● Materials provided:

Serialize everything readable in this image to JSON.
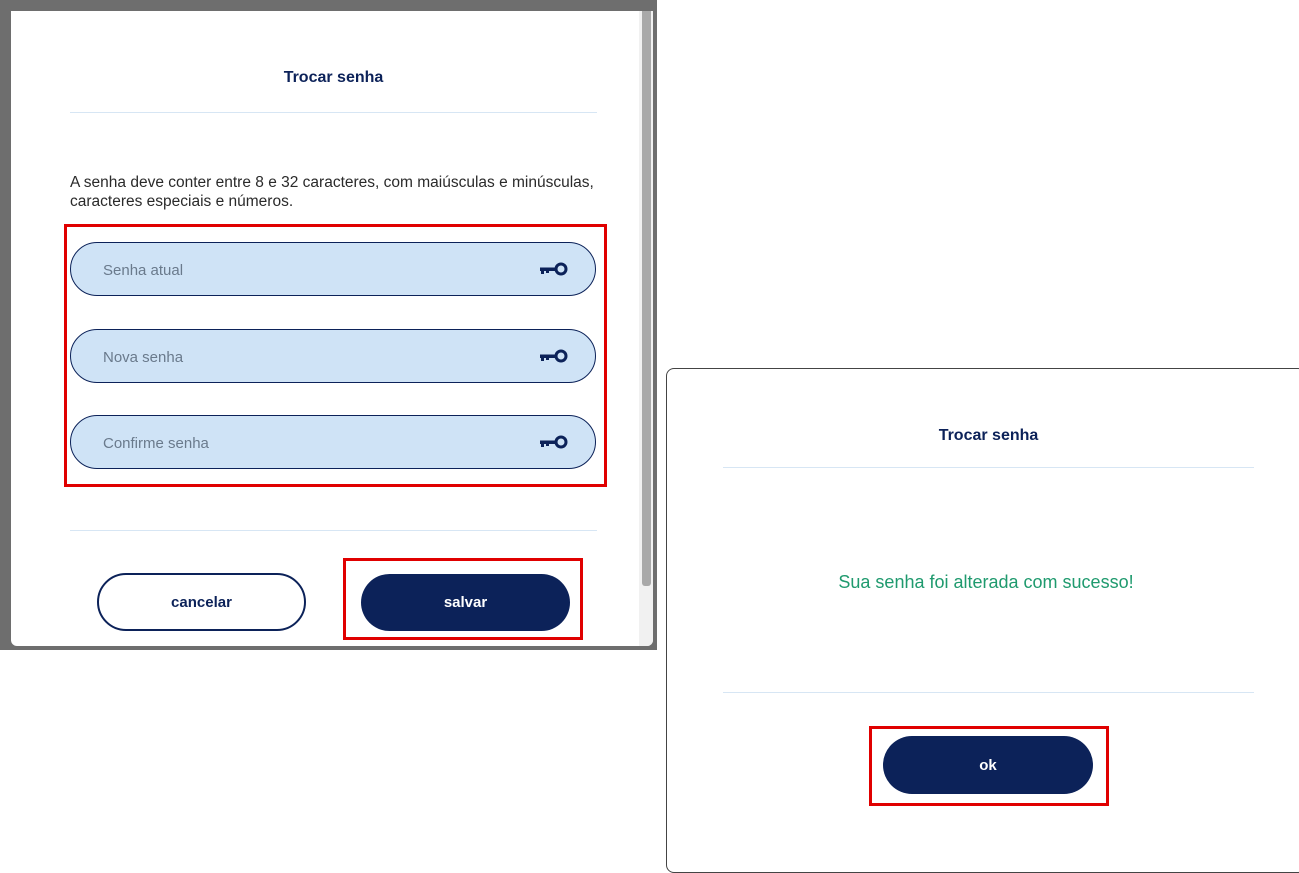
{
  "change_password_dialog": {
    "title": "Trocar senha",
    "instructions": "A senha deve conter entre 8 e 32 caracteres, com maiúsculas e minúsculas, caracteres especiais e números.",
    "fields": [
      {
        "placeholder": "Senha atual",
        "icon": "key-icon"
      },
      {
        "placeholder": "Nova senha",
        "icon": "key-icon"
      },
      {
        "placeholder": "Confirme senha",
        "icon": "key-icon"
      }
    ],
    "cancel_label": "cancelar",
    "save_label": "salvar"
  },
  "success_dialog": {
    "title": "Trocar senha",
    "message": "Sua senha foi alterada com sucesso!",
    "ok_label": "ok"
  },
  "colors": {
    "primary": "#0c2259",
    "field_background": "#cfe3f6",
    "success_text": "#1f9a6e",
    "highlight": "#e00000"
  }
}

● Exercise goal: Output every entry verbatim. Pictures do not belong in the copy.

● Solved problem:
Serialize everything readable in this image to JSON.
{
  "change_password_dialog": {
    "title": "Trocar senha",
    "instructions": "A senha deve conter entre 8 e 32 caracteres, com maiúsculas e minúsculas, caracteres especiais e números.",
    "fields": [
      {
        "placeholder": "Senha atual",
        "icon": "key-icon"
      },
      {
        "placeholder": "Nova senha",
        "icon": "key-icon"
      },
      {
        "placeholder": "Confirme senha",
        "icon": "key-icon"
      }
    ],
    "cancel_label": "cancelar",
    "save_label": "salvar"
  },
  "success_dialog": {
    "title": "Trocar senha",
    "message": "Sua senha foi alterada com sucesso!",
    "ok_label": "ok"
  },
  "colors": {
    "primary": "#0c2259",
    "field_background": "#cfe3f6",
    "success_text": "#1f9a6e",
    "highlight": "#e00000"
  }
}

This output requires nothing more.